**RAW DATA:**
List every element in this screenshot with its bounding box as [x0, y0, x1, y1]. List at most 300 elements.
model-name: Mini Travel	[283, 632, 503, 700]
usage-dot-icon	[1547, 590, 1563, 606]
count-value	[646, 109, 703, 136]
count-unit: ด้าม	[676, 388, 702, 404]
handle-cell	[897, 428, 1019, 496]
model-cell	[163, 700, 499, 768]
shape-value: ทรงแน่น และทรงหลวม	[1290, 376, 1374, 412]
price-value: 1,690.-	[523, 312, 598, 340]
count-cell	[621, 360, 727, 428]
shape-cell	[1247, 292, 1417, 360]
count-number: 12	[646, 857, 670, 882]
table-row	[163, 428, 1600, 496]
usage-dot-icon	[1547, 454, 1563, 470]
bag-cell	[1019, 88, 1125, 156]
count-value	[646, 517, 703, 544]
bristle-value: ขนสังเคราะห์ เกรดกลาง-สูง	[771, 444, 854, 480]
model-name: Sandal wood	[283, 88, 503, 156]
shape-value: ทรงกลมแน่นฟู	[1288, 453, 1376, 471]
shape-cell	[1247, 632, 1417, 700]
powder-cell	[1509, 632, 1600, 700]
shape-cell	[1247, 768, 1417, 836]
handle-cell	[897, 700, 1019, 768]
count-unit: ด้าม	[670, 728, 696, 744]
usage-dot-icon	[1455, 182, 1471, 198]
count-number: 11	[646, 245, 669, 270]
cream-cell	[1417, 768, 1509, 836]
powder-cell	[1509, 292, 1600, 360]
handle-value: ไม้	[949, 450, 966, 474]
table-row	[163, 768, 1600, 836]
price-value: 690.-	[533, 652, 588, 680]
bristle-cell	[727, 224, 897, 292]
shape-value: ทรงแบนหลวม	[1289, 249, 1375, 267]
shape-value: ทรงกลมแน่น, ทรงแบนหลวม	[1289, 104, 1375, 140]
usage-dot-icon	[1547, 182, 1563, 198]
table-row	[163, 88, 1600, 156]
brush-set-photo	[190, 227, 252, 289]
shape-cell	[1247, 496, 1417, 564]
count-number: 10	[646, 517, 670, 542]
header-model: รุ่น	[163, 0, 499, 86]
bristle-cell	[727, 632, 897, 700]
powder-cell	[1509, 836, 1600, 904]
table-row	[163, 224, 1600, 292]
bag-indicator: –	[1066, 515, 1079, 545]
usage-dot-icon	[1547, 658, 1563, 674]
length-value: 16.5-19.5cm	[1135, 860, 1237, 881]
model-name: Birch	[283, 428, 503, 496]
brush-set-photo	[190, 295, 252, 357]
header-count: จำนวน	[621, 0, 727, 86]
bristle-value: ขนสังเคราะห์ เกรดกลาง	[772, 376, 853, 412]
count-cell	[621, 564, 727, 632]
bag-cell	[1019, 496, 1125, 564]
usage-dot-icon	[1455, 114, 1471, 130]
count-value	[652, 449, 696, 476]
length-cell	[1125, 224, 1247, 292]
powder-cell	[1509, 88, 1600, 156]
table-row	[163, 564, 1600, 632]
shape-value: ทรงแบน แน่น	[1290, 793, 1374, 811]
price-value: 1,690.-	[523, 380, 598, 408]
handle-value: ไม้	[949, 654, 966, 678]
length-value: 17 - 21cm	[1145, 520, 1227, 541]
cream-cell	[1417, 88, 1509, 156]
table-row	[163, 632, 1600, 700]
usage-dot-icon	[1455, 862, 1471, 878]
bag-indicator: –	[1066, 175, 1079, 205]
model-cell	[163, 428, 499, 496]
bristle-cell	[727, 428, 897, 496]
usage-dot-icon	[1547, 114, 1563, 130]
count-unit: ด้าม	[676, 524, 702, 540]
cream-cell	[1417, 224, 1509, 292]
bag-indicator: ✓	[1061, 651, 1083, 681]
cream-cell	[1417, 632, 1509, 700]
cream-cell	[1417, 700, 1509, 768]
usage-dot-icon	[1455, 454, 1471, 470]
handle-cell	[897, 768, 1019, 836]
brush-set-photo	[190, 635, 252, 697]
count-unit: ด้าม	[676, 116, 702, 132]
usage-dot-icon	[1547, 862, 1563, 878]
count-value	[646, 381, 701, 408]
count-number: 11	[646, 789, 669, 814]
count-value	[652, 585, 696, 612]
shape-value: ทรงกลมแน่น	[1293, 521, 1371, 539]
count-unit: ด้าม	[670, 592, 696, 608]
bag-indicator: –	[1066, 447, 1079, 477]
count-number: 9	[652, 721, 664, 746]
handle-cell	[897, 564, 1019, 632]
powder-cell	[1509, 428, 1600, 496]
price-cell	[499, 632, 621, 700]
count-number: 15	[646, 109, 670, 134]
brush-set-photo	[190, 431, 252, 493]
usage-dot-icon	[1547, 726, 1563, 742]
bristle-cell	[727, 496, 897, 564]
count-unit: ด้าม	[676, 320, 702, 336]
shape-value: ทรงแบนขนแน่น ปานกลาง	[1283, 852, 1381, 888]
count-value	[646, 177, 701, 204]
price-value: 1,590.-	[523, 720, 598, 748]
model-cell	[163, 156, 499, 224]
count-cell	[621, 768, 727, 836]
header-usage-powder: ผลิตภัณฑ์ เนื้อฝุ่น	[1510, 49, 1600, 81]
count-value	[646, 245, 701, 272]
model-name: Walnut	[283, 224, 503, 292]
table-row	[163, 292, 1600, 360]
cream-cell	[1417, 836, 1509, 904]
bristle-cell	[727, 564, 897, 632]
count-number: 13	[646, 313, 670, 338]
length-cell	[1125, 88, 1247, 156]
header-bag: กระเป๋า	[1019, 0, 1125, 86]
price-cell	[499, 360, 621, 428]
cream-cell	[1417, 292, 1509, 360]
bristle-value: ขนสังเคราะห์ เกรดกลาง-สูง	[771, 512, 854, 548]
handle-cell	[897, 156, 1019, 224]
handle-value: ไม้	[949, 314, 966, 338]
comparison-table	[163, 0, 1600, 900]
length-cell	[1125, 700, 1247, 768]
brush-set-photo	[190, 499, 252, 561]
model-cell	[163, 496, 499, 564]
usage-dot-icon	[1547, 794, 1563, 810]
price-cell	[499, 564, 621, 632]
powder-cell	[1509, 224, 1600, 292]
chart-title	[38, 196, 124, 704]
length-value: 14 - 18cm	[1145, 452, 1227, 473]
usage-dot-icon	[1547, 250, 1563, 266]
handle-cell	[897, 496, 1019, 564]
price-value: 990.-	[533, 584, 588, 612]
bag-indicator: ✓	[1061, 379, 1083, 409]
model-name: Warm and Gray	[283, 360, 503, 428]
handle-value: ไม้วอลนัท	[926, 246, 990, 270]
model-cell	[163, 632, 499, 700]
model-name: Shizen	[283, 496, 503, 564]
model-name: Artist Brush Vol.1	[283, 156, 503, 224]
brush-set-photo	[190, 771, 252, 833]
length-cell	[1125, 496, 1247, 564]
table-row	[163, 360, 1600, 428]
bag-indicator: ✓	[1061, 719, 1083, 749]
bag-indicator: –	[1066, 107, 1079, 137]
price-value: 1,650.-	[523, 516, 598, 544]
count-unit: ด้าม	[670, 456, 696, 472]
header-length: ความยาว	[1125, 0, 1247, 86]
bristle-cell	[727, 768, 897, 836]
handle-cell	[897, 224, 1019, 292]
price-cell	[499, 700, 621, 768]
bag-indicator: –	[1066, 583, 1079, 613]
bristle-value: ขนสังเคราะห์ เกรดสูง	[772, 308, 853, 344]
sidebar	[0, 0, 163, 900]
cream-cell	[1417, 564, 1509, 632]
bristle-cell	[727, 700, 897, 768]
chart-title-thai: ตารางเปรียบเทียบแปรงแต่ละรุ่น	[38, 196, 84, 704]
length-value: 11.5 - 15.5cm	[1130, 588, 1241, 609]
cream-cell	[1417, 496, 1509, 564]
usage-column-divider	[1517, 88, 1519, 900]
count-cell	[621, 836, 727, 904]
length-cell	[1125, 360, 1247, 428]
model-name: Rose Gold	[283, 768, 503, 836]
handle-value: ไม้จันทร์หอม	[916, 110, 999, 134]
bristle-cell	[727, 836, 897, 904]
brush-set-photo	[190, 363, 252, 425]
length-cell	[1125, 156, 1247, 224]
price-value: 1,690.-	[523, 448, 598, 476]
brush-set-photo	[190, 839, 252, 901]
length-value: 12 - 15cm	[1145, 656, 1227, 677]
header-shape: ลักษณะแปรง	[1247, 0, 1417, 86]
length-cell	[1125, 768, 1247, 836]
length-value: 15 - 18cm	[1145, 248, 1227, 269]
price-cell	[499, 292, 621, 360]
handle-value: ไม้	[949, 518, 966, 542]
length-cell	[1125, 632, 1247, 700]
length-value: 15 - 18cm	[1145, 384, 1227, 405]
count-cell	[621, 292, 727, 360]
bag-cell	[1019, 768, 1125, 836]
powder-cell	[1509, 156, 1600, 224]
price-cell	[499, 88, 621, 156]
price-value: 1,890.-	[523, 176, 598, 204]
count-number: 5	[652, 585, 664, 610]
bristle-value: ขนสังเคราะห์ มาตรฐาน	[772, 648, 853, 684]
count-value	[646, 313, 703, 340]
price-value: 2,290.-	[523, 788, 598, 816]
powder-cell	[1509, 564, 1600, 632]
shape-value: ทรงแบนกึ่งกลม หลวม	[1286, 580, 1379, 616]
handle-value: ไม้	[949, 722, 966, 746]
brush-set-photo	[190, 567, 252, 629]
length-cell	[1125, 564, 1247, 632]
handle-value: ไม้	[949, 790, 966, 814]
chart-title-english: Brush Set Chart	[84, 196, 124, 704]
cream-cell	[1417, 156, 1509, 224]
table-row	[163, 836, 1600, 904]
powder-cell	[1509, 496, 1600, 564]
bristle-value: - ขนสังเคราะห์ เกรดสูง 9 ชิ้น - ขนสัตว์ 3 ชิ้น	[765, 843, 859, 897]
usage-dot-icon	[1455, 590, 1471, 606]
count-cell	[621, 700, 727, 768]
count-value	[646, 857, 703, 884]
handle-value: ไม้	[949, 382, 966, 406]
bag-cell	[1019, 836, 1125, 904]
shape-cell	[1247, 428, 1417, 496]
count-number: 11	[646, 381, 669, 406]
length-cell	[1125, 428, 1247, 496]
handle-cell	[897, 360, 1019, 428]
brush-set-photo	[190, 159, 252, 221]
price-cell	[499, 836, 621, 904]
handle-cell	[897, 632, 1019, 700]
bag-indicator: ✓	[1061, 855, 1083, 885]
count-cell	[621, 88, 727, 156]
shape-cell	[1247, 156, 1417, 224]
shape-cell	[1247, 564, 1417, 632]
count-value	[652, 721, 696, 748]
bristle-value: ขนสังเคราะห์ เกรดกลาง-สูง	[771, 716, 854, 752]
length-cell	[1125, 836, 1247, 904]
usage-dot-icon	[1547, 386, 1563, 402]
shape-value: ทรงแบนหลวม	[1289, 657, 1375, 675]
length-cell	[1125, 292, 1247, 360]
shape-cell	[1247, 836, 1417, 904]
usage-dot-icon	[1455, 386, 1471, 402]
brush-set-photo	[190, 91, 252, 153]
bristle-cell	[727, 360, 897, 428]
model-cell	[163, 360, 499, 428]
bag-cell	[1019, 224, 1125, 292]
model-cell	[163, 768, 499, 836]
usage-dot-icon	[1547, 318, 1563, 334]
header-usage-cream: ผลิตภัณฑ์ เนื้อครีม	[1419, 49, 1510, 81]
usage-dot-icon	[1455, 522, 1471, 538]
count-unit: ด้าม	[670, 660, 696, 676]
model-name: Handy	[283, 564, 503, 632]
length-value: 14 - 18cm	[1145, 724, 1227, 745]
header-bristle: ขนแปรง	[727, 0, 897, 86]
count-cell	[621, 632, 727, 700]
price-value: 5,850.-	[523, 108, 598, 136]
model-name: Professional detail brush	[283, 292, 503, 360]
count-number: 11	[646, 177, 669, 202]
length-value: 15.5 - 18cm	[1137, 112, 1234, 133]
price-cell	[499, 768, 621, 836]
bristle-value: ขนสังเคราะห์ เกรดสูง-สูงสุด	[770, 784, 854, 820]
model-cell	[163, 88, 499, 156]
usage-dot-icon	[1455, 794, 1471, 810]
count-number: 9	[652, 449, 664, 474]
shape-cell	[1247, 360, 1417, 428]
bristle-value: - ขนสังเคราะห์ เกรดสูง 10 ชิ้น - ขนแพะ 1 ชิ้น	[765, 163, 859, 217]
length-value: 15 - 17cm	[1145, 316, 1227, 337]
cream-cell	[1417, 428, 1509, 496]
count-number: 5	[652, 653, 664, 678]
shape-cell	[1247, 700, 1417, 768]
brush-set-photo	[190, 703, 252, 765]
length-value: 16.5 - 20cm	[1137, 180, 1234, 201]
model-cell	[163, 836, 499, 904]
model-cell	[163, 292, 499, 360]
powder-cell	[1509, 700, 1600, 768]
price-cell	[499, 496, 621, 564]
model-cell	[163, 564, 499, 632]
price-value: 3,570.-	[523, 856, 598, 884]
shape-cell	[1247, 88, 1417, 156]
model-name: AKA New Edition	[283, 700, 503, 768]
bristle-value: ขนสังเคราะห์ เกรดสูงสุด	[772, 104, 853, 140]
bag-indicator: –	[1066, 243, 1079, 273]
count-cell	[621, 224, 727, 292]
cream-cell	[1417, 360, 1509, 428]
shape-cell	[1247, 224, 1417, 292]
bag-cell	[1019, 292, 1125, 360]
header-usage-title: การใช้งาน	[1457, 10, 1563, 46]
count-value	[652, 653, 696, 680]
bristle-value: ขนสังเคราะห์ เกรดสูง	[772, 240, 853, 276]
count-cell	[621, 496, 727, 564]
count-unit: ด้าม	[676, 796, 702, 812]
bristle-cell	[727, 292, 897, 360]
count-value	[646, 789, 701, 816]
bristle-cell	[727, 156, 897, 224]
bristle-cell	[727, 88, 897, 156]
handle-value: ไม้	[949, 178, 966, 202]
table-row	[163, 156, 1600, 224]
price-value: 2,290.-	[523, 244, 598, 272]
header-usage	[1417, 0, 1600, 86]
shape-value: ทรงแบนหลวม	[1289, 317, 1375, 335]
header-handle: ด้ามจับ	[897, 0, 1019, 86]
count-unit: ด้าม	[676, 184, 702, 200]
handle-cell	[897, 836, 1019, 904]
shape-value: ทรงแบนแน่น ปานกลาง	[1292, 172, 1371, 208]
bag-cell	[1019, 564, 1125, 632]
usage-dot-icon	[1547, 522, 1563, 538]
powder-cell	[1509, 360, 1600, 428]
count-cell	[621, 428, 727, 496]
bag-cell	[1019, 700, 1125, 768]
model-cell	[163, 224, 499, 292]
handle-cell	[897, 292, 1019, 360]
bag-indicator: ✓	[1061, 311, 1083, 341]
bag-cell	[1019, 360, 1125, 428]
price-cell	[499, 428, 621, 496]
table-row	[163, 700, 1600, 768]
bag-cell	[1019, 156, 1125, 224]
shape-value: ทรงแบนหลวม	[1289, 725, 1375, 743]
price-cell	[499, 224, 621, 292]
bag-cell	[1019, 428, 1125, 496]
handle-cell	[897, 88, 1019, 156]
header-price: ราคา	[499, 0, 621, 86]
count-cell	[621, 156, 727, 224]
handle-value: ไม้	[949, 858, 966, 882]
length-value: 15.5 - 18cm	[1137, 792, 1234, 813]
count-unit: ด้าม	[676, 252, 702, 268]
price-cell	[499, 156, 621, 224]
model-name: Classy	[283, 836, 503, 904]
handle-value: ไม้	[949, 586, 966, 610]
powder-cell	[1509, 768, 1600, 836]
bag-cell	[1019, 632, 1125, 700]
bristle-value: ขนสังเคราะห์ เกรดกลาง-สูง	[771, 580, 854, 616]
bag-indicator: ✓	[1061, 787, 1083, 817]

**SET TASK:** Copy the records line for line, starting at the first line and ending with the line that contains "632, 1417, 700]", including both of those lines.

**RESULT FOR THIS EXERCISE:**
List every element in this screenshot with its bounding box as [x0, y0, x1, y1]. List at most 300 elements.
model-name: Mini Travel	[283, 632, 503, 700]
usage-dot-icon	[1547, 590, 1563, 606]
count-value	[646, 109, 703, 136]
count-unit: ด้าม	[676, 388, 702, 404]
handle-cell	[897, 428, 1019, 496]
model-cell	[163, 700, 499, 768]
shape-value: ทรงแน่น และทรงหลวม	[1290, 376, 1374, 412]
price-value: 1,690.-	[523, 312, 598, 340]
count-cell	[621, 360, 727, 428]
shape-cell	[1247, 292, 1417, 360]
count-number: 12	[646, 857, 670, 882]
table-row	[163, 428, 1600, 496]
usage-dot-icon	[1547, 454, 1563, 470]
bag-cell	[1019, 88, 1125, 156]
count-value	[646, 517, 703, 544]
bristle-value: ขนสังเคราะห์ เกรดกลาง-สูง	[771, 444, 854, 480]
model-name: Sandal wood	[283, 88, 503, 156]
shape-value: ทรงกลมแน่นฟู	[1288, 453, 1376, 471]
shape-cell	[1247, 632, 1417, 700]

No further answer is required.